__Information supplied__
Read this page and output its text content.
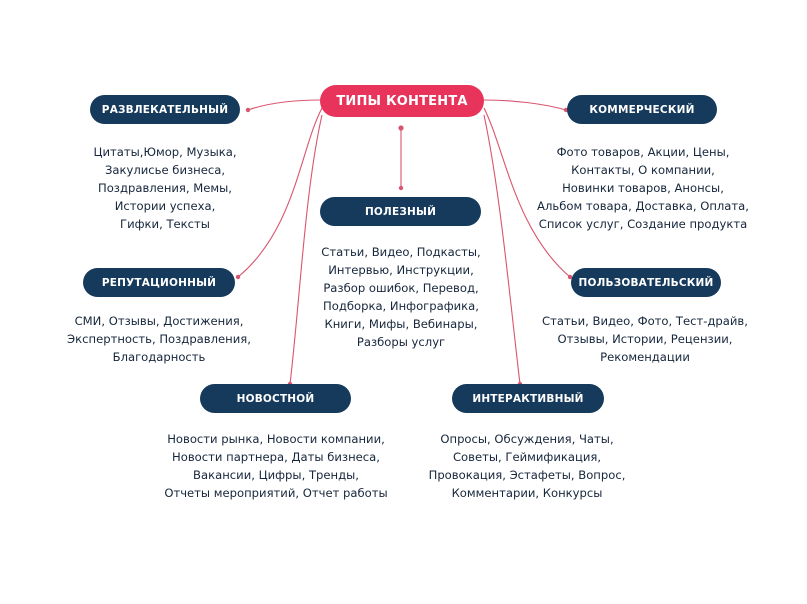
ТИПЫ КОНТЕНТА
РАЗВЛЕКАТЕЛЬНЫЙ
Цитаты,Юмор, Музыка,
Закулисье бизнеса,
Поздравления, Мемы,
Истории успеха,
Гифки, Тексты
КОММЕРЧЕСКИЙ
Фото товаров, Акции, Цены,
Контакты, О компании,
Новинки товаров, Анонсы,
Альбом товара, Доставка, Оплата,
Список услуг, Создание продукта
ПОЛЕЗНЫЙ
Статьи, Видео, Подкасты,
Интервью, Инструкции,
Разбор ошибок, Перевод,
Подборка, Инфографика,
Книги, Мифы, Вебинары,
Разборы услуг
РЕПУТАЦИОННЫЙ
СМИ, Отзывы, Достижения,
Экспертность, Поздравления,
Благодарность
ПОЛЬЗОВАТЕЛЬСКИЙ
Статьи, Видео, Фото, Тест-драйв,
Отзывы, Истории, Рецензии,
Рекомендации
НОВОСТНОЙ
Новости рынка, Новости компании,
Новости партнера, Даты бизнеса,
Вакансии, Цифры, Тренды,
Отчеты мероприятий, Отчет работы
ИНТЕРАКТИВНЫЙ
Опросы, Обсуждения, Чаты,
Советы, Геймификация,
Провокация, Эстафеты, Вопрос,
Комментарии, Конкурсы
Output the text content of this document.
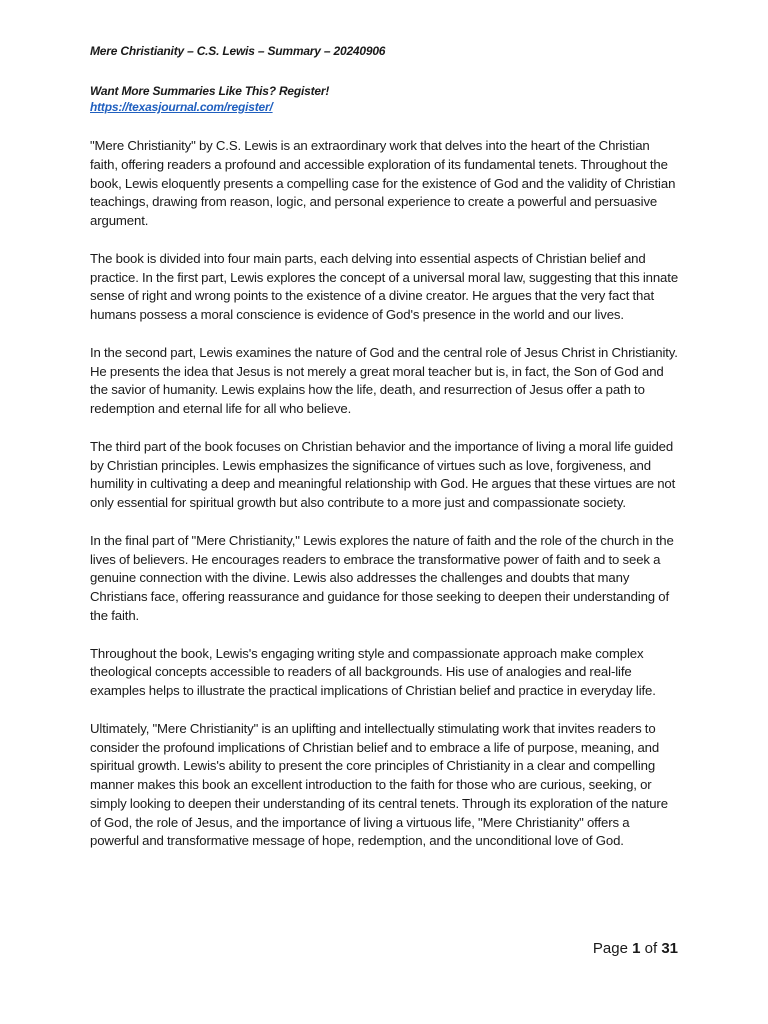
Mere Christianity – C.S. Lewis – Summary – 20240906
Want More Summaries Like This? Register!
https://texasjournal.com/register/

"Mere Christianity" by C.S. Lewis is an extraordinary work that delves into the heart of the Christian faith, offering readers a profound and accessible exploration of its fundamental tenets. Throughout the book, Lewis eloquently presents a compelling case for the existence of God and the validity of Christian teachings, drawing from reason, logic, and personal experience to create a powerful and persuasive argument.

The book is divided into four main parts, each delving into essential aspects of Christian belief and practice. In the first part, Lewis explores the concept of a universal moral law, suggesting that this innate sense of right and wrong points to the existence of a divine creator. He argues that the very fact that humans possess a moral conscience is evidence of God's presence in the world and our lives.

In the second part, Lewis examines the nature of God and the central role of Jesus Christ in Christianity. He presents the idea that Jesus is not merely a great moral teacher but is, in fact, the Son of God and the savior of humanity. Lewis explains how the life, death, and resurrection of Jesus offer a path to redemption and eternal life for all who believe.

The third part of the book focuses on Christian behavior and the importance of living a moral life guided by Christian principles. Lewis emphasizes the significance of virtues such as love, forgiveness, and humility in cultivating a deep and meaningful relationship with God. He argues that these virtues are not only essential for spiritual growth but also contribute to a more just and compassionate society.

In the final part of "Mere Christianity," Lewis explores the nature of faith and the role of the church in the lives of believers. He encourages readers to embrace the transformative power of faith and to seek a genuine connection with the divine. Lewis also addresses the challenges and doubts that many Christians face, offering reassurance and guidance for those seeking to deepen their understanding of the faith.

Throughout the book, Lewis's engaging writing style and compassionate approach make complex theological concepts accessible to readers of all backgrounds. His use of analogies and real-life examples helps to illustrate the practical implications of Christian belief and practice in everyday life.

Ultimately, "Mere Christianity" is an uplifting and intellectually stimulating work that invites readers to consider the profound implications of Christian belief and to embrace a life of purpose, meaning, and spiritual growth. Lewis's ability to present the core principles of Christianity in a clear and compelling manner makes this book an excellent introduction to the faith for those who are curious, seeking, or simply looking to deepen their understanding of its central tenets. Through its exploration of the nature of God, the role of Jesus, and the importance of living a virtuous life, "Mere Christianity" offers a powerful and transformative message of hope, redemption, and the unconditional love of God.

Page 1 of 31
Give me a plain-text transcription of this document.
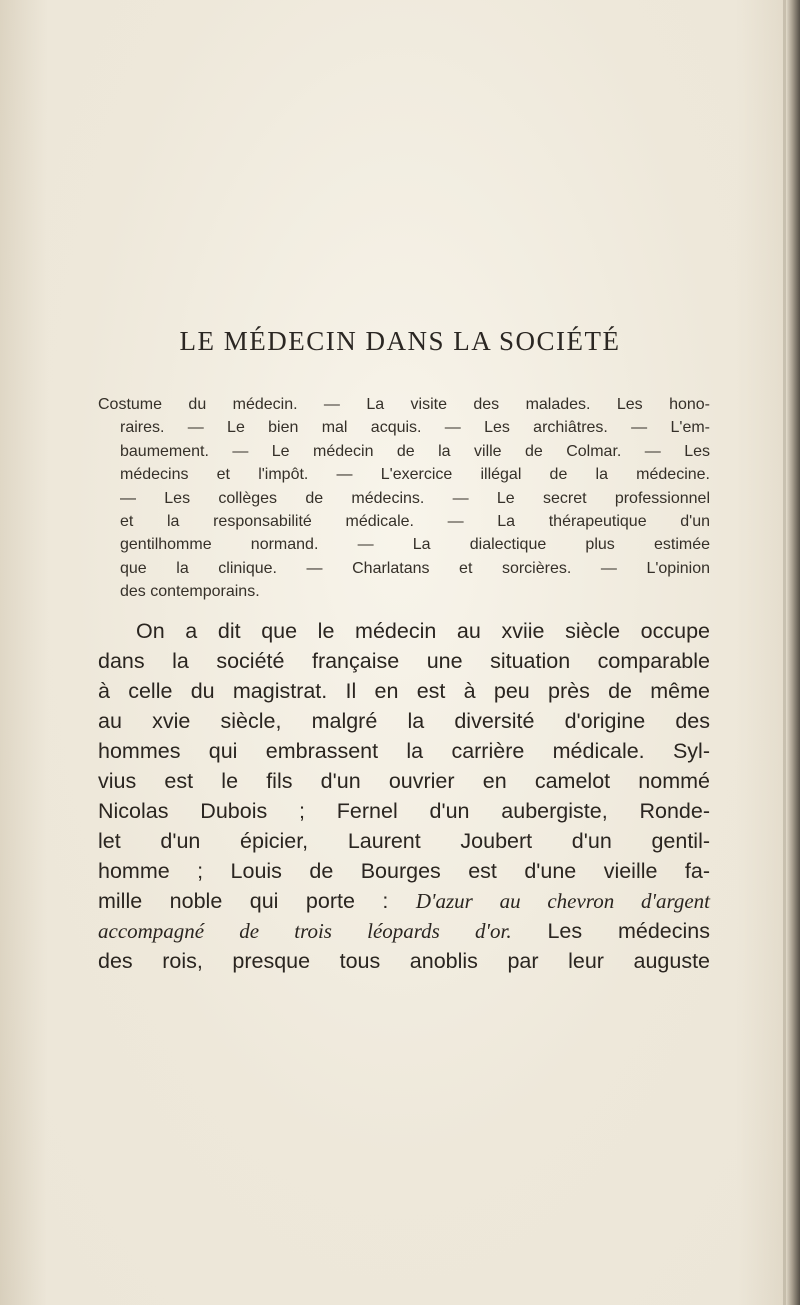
LE MÉDECIN DANS LA SOCIÉTÉ
Costume du médecin. — La visite des malades. Les hono-
raires. — Le bien mal acquis. — Les archiâtres. — L'em-
baumement. — Le médecin de la ville de Colmar. — Les
médecins et l'impôt. — L'exercice illégal de la médecine.
— Les collèges de médecins. — Le secret professionnel
et la responsabilité médicale. — La thérapeutique d'un
gentilhomme normand. — La dialectique plus estimée
que la clinique. — Charlatans et sorcières. — L'opinion
des contemporains.
On a dit que le médecin au xviie siècle occupe
dans la société française une situation comparable
à celle du magistrat. Il en est à peu près de même
au xvie siècle, malgré la diversité d'origine des
hommes qui embrassent la carrière médicale. Syl-
vius est le fils d'un ouvrier en camelot nommé
Nicolas Dubois ; Fernel d'un aubergiste, Ronde-
let d'un épicier, Laurent Joubert d'un gentil-
homme ; Louis de Bourges est d'une vieille fa-
mille noble qui porte : D'azur au chevron d'argent
accompagné de trois léopards d'or. Les médecins
des rois, presque tous anoblis par leur auguste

__What is being asked__
In your copy, repeat each record exactly and include no pictures.

__Solution__
Read this page and output its text content.
ТИПЫ КОНТЕНТА
РАЗВЛЕКАТЕЛЬНЫЙ
Цитаты,Юмор, Музыка,
Закулисье бизнеса,
Поздравления, Мемы,
Истории успеха,
Гифки, Тексты
КОММЕРЧЕСКИЙ
Фото товаров, Акции, Цены,
Контакты, О компании,
Новинки товаров, Анонсы,
Альбом товара, Доставка, Оплата,
Список услуг, Создание продукта
ПОЛЕЗНЫЙ
Статьи, Видео, Подкасты,
Интервью, Инструкции,
Разбор ошибок, Перевод,
Подборка, Инфографика,
Книги, Мифы, Вебинары,
Разборы услуг
РЕПУТАЦИОННЫЙ
СМИ, Отзывы, Достижения,
Экспертность, Поздравления,
Благодарность
ПОЛЬЗОВАТЕЛЬСКИЙ
Статьи, Видео, Фото, Тест-драйв,
Отзывы, Истории, Рецензии,
Рекомендации
НОВОСТНОЙ
Новости рынка, Новости компании,
Новости партнера, Даты бизнеса,
Вакансии, Цифры, Тренды,
Отчеты мероприятий, Отчет работы
ИНТЕРАКТИВНЫЙ
Опросы, Обсуждения, Чаты,
Советы, Геймификация,
Провокация, Эстафеты, Вопрос,
Комментарии, Конкурсы
Output the text content of this document.
Mere Christianity – C.S. Lewis – Summary – 20240906
Want More Summaries Like This? Register!
https://texasjournal.com/register/

"Mere Christianity" by C.S. Lewis is an extraordinary work that delves into the heart of the Christian faith, offering readers a profound and accessible exploration of its fundamental tenets. Throughout the book, Lewis eloquently presents a compelling case for the existence of God and the validity of Christian teachings, drawing from reason, logic, and personal experience to create a powerful and persuasive argument.

The book is divided into four main parts, each delving into essential aspects of Christian belief and practice. In the first part, Lewis explores the concept of a universal moral law, suggesting that this innate sense of right and wrong points to the existence of a divine creator. He argues that the very fact that humans possess a moral conscience is evidence of God's presence in the world and our lives.

In the second part, Lewis examines the nature of God and the central role of Jesus Christ in Christianity. He presents the idea that Jesus is not merely a great moral teacher but is, in fact, the Son of God and the savior of humanity. Lewis explains how the life, death, and resurrection of Jesus offer a path to redemption and eternal life for all who believe.

The third part of the book focuses on Christian behavior and the importance of living a moral life guided by Christian principles. Lewis emphasizes the significance of virtues such as love, forgiveness, and humility in cultivating a deep and meaningful relationship with God. He argues that these virtues are not only essential for spiritual growth but also contribute to a more just and compassionate society.

In the final part of "Mere Christianity," Lewis explores the nature of faith and the role of the church in the lives of believers. He encourages readers to embrace the transformative power of faith and to seek a genuine connection with the divine. Lewis also addresses the challenges and doubts that many Christians face, offering reassurance and guidance for those seeking to deepen their understanding of the faith.

Throughout the book, Lewis's engaging writing style and compassionate approach make complex theological concepts accessible to readers of all backgrounds. His use of analogies and real-life examples helps to illustrate the practical implications of Christian belief and practice in everyday life.

Ultimately, "Mere Christianity" is an uplifting and intellectually stimulating work that invites readers to consider the profound implications of Christian belief and to embrace a life of purpose, meaning, and spiritual growth. Lewis's ability to present the core principles of Christianity in a clear and compelling manner makes this book an excellent introduction to the faith for those who are curious, seeking, or simply looking to deepen their understanding of its central tenets. Through its exploration of the nature of God, the role of Jesus, and the importance of living a virtuous life, "Mere Christianity" offers a powerful and transformative message of hope, redemption, and the unconditional love of God.

Page 1 of 31
Give me a plain-text transcription of this document.
LE MÉDECIN DANS LA SOCIÉTÉ
Costume du médecin. — La visite des malades. Les hono-
raires. — Le bien mal acquis. — Les archiâtres. — L'em-
baumement. — Le médecin de la ville de Colmar. — Les
médecins et l'impôt. — L'exercice illégal de la médecine.
— Les collèges de médecins. — Le secret professionnel
et la responsabilité médicale. — La thérapeutique d'un
gentilhomme normand. — La dialectique plus estimée
que la clinique. — Charlatans et sorcières. — L'opinion
des contemporains.
On a dit que le médecin au xviie siècle occupe
dans la société française une situation comparable
à celle du magistrat. Il en est à peu près de même
au xvie siècle, malgré la diversité d'origine des
hommes qui embrassent la carrière médicale. Syl-
vius est le fils d'un ouvrier en camelot nommé
Nicolas Dubois ; Fernel d'un aubergiste, Ronde-
let d'un épicier, Laurent Joubert d'un gentil-
homme ; Louis de Bourges est d'une vieille fa-
mille noble qui porte : D'azur au chevron d'argent
accompagné de trois léopards d'or. Les médecins
des rois, presque tous anoblis par leur auguste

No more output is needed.